▶ _Direction_: Restate all the material verbatim, except for the pictures.

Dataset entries

[start]

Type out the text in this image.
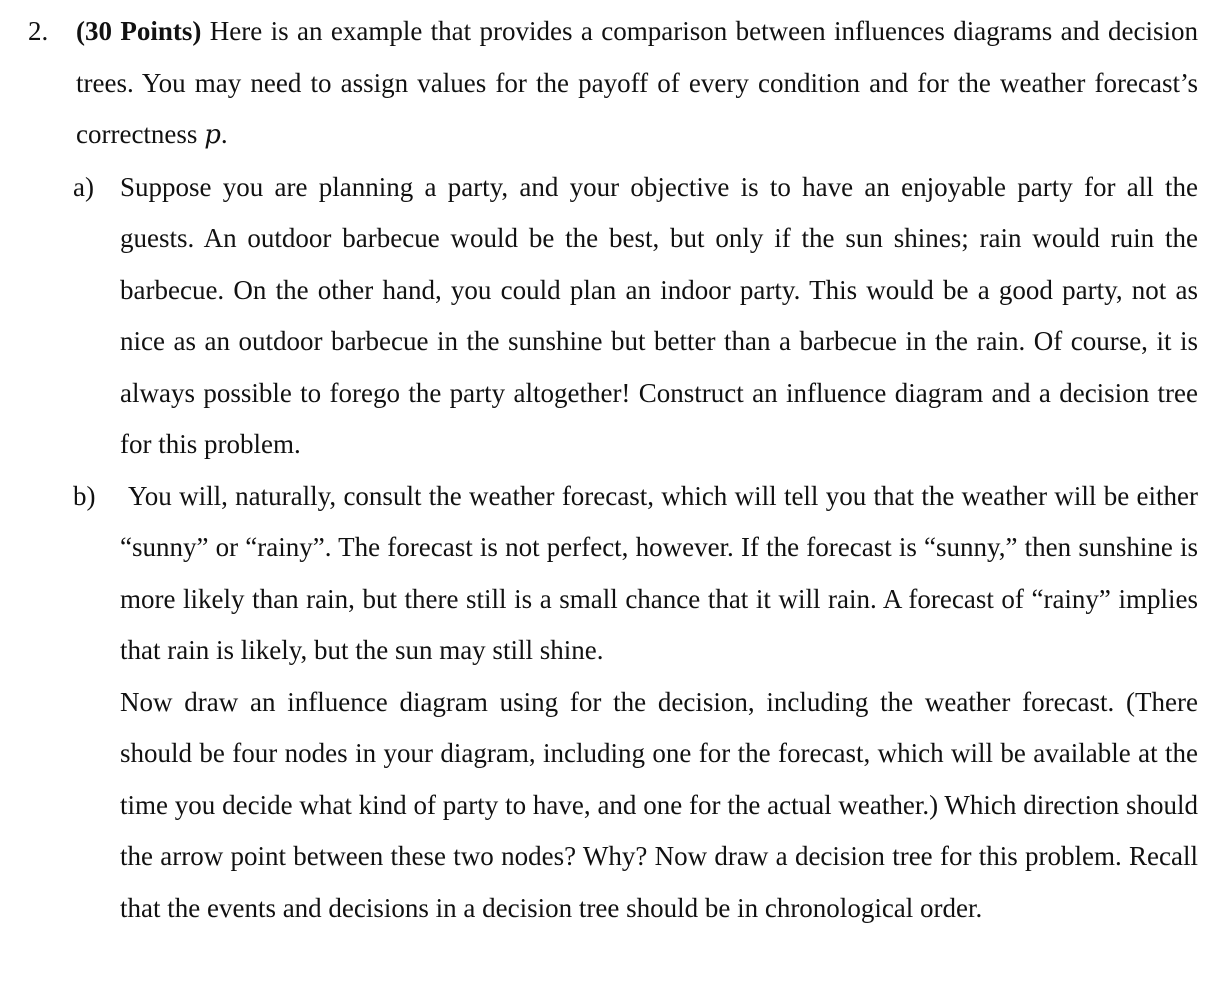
2. (30 Points) Here is an example that provides a comparison between influences diagrams and decision trees. You may need to assign values for the payoff of every condition and for the weather forecast’s correctness p.
a) Suppose you are planning a party, and your objective is to have an enjoyable party for all the guests. An outdoor barbecue would be the best, but only if the sun shines; rain would ruin the barbecue. On the other hand, you could plan an indoor party. This would be a good party, not as nice as an outdoor barbecue in the sunshine but better than a barbecue in the rain. Of course, it is always possible to forego the party altogether! Construct an influence diagram and a decision tree for this problem.
b) You will, naturally, consult the weather forecast, which will tell you that the weather will be either “sunny” or “rainy”. The forecast is not perfect, however. If the forecast is “sunny,” then sunshine is more likely than rain, but there still is a small chance that it will rain. A forecast of “rainy” implies that rain is likely, but the sun may still shine.
Now draw an influence diagram using for the decision, including the weather forecast. (There should be four nodes in your diagram, including one for the forecast, which will be available at the time you decide what kind of party to have, and one for the actual weather.) Which direction should the arrow point between these two nodes? Why? Now draw a decision tree for this problem. Recall that the events and decisions in a decision tree should be in chronological order.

[end]

▶ _Expected answer_:
Type out the text in this image.
2. (30 Points) Here is an example that provides a comparison between influences diagrams and decision trees. You may need to assign values for the payoff of every condition and for the weather forecast’s correctness p.
a) Suppose you are planning a party, and your objective is to have an enjoyable party for all the guests. An outdoor barbecue would be the best, but only if the sun shines; rain would ruin the barbecue. On the other hand, you could plan an indoor party. This would be a good party, not as nice as an outdoor barbecue in the sunshine but better than a barbecue in the rain. Of course, it is always possible to forego the party altogether! Construct an influence diagram and a decision tree for this problem.
b) You will, naturally, consult the weather forecast, which will tell you that the weather will be either “sunny” or “rainy”. The forecast is not perfect, however. If the forecast is “sunny,” then sunshine is more likely than rain, but there still is a small chance that it will rain. A forecast of “rainy” implies that rain is likely, but the sun may still shine.
Now draw an influence diagram using for the decision, including the weather forecast. (There should be four nodes in your diagram, including one for the forecast, which will be available at the time you decide what kind of party to have, and one for the actual weather.) Which direction should the arrow point between these two nodes? Why? Now draw a decision tree for this problem. Recall that the events and decisions in a decision tree should be in chronological order.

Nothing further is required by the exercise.